**Challenge:** Write out all of the lines below, exactly and completely.

**Material:**
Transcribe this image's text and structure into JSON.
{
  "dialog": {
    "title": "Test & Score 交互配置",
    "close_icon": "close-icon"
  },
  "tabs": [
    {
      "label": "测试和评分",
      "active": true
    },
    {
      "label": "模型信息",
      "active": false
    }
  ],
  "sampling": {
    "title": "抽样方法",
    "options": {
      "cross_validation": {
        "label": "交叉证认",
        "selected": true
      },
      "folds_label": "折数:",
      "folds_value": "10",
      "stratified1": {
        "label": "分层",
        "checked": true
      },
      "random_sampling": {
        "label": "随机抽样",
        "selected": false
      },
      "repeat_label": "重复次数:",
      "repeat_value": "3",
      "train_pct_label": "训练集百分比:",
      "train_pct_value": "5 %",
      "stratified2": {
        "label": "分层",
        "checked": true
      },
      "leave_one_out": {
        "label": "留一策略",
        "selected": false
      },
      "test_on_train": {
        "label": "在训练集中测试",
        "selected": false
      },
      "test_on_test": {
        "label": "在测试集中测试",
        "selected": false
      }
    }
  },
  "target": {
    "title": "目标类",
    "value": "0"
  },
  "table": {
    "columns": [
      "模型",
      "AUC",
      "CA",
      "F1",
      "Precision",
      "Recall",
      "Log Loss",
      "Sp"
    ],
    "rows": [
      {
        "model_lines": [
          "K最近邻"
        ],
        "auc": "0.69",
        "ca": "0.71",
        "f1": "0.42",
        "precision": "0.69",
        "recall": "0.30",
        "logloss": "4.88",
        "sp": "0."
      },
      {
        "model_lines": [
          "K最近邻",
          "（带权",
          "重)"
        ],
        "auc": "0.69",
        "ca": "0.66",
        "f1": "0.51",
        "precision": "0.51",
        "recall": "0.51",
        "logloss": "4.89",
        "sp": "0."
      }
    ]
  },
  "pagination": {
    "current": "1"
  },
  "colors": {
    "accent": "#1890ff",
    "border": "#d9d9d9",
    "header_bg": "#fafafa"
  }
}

**Answer to this exercise:**
Transcribe this image's text and structure into JSON.
{
  "dialog": {
    "title": "Test & Score 交互配置",
    "close_icon": "close-icon"
  },
  "tabs": [
    {
      "label": "测试和评分",
      "active": true
    },
    {
      "label": "模型信息",
      "active": false
    }
  ],
  "sampling": {
    "title": "抽样方法",
    "options": {
      "cross_validation": {
        "label": "交叉证认",
        "selected": true
      },
      "folds_label": "折数:",
      "folds_value": "10",
      "stratified1": {
        "label": "分层",
        "checked": true
      },
      "random_sampling": {
        "label": "随机抽样",
        "selected": false
      },
      "repeat_label": "重复次数:",
      "repeat_value": "3",
      "train_pct_label": "训练集百分比:",
      "train_pct_value": "5 %",
      "stratified2": {
        "label": "分层",
        "checked": true
      },
      "leave_one_out": {
        "label": "留一策略",
        "selected": false
      },
      "test_on_train": {
        "label": "在训练集中测试",
        "selected": false
      },
      "test_on_test": {
        "label": "在测试集中测试",
        "selected": false
      }
    }
  },
  "target": {
    "title": "目标类",
    "value": "0"
  },
  "table": {
    "columns": [
      "模型",
      "AUC",
      "CA",
      "F1",
      "Precision",
      "Recall",
      "Log Loss",
      "Sp"
    ],
    "rows": [
      {
        "model_lines": [
          "K最近邻"
        ],
        "auc": "0.69",
        "ca": "0.71",
        "f1": "0.42",
        "precision": "0.69",
        "recall": "0.30",
        "logloss": "4.88",
        "sp": "0."
      },
      {
        "model_lines": [
          "K最近邻",
          "（带权",
          "重)"
        ],
        "auc": "0.69",
        "ca": "0.66",
        "f1": "0.51",
        "precision": "0.51",
        "recall": "0.51",
        "logloss": "4.89",
        "sp": "0."
      }
    ]
  },
  "pagination": {
    "current": "1"
  },
  "colors": {
    "accent": "#1890ff",
    "border": "#d9d9d9",
    "header_bg": "#fafafa"
  }
}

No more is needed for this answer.